#### [What is needed]
Drop all images and give the records again exactly.

#### [Extracted data]
— START —
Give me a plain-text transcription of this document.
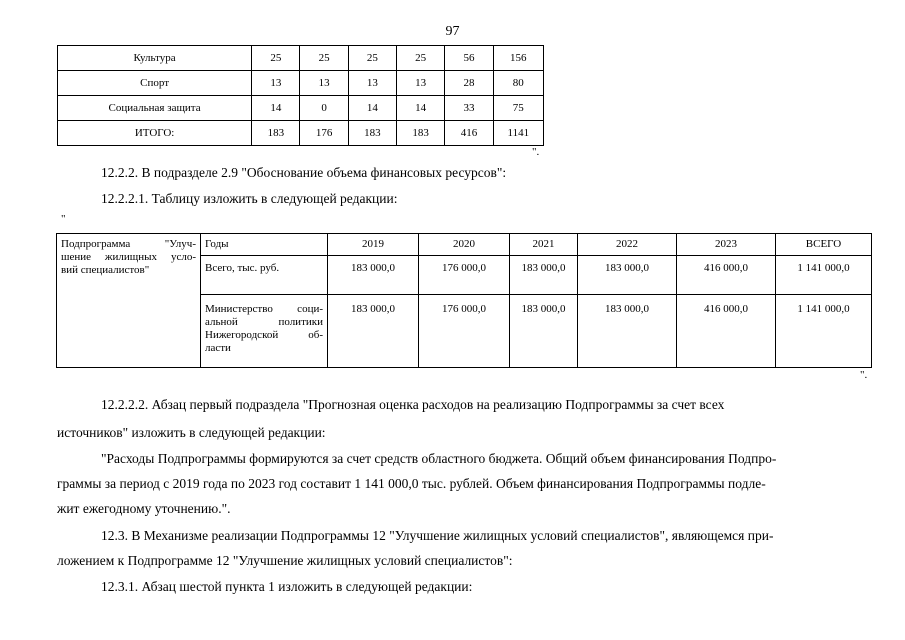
97
Культура	25	25	25	25	56	156
Спорт	13	13	13	13	28	80
Социальная защита	14	0	14	14	33	75
ИТОГО:	183	176	183	183	416	1141
".
12.2.2. В подразделе 2.9 "Обоснование объема финансовых ресурсов":
12.2.2.1. Таблицу изложить в следующей редакции:
"
Подпрограмма "Улуч-
шение жилищных усло-
вий специалистов"	Годы	2019	2020	2021	2022	2023	ВСЕГО
	Всего, тыс. руб.	183 000,0	176 000,0	183 000,0	183 000,0	416 000,0	1 141 000,0

	Министерство соци-
альной политики
Нижегородской об-
ласти	183 000,0	176 000,0	183 000,0	183 000,0	416 000,0	1 141 000,0
".
12.2.2.2. Абзац первый подраздела "Прогнозная оценка расходов на реализацию Подпрограммы за счет всех
источников" изложить в следующей редакции:
"Расходы Подпрограммы формируются за счет средств областного бюджета. Общий объем финансирования Подпро-
граммы за период с 2019 года по 2023 год составит 1 141 000,0 тыс. рублей. Объем финансирования Подпрограммы подле-
жит ежегодному уточнению.".
12.3. В Механизме реализации Подпрограммы 12 "Улучшение жилищных условий специалистов", являющемся при-
ложением к Подпрограмме 12 "Улучшение жилищных условий специалистов":
12.3.1. Абзац шестой пункта 1 изложить в следующей редакции:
— END —
#### [Full answer]
Give me a plain-text transcription of this document.
97
Культура	25	25	25	25	56	156
Спорт	13	13	13	13	28	80
Социальная защита	14	0	14	14	33	75
ИТОГО:	183	176	183	183	416	1141
".
12.2.2. В подразделе 2.9 "Обоснование объема финансовых ресурсов":
12.2.2.1. Таблицу изложить в следующей редакции:
"
Подпрограмма "Улуч-
шение жилищных усло-
вий специалистов"	Годы	2019	2020	2021	2022	2023	ВСЕГО
	Всего, тыс. руб.	183 000,0	176 000,0	183 000,0	183 000,0	416 000,0	1 141 000,0

	Министерство соци-
альной политики
Нижегородской об-
ласти	183 000,0	176 000,0	183 000,0	183 000,0	416 000,0	1 141 000,0
".
12.2.2.2. Абзац первый подраздела "Прогнозная оценка расходов на реализацию Подпрограммы за счет всех
источников" изложить в следующей редакции:
"Расходы Подпрограммы формируются за счет средств областного бюджета. Общий объем финансирования Подпро-
граммы за период с 2019 года по 2023 год составит 1 141 000,0 тыс. рублей. Объем финансирования Подпрограммы подле-
жит ежегодному уточнению.".
12.3. В Механизме реализации Подпрограммы 12 "Улучшение жилищных условий специалистов", являющемся при-
ложением к Подпрограмме 12 "Улучшение жилищных условий специалистов":
12.3.1. Абзац шестой пункта 1 изложить в следующей редакции:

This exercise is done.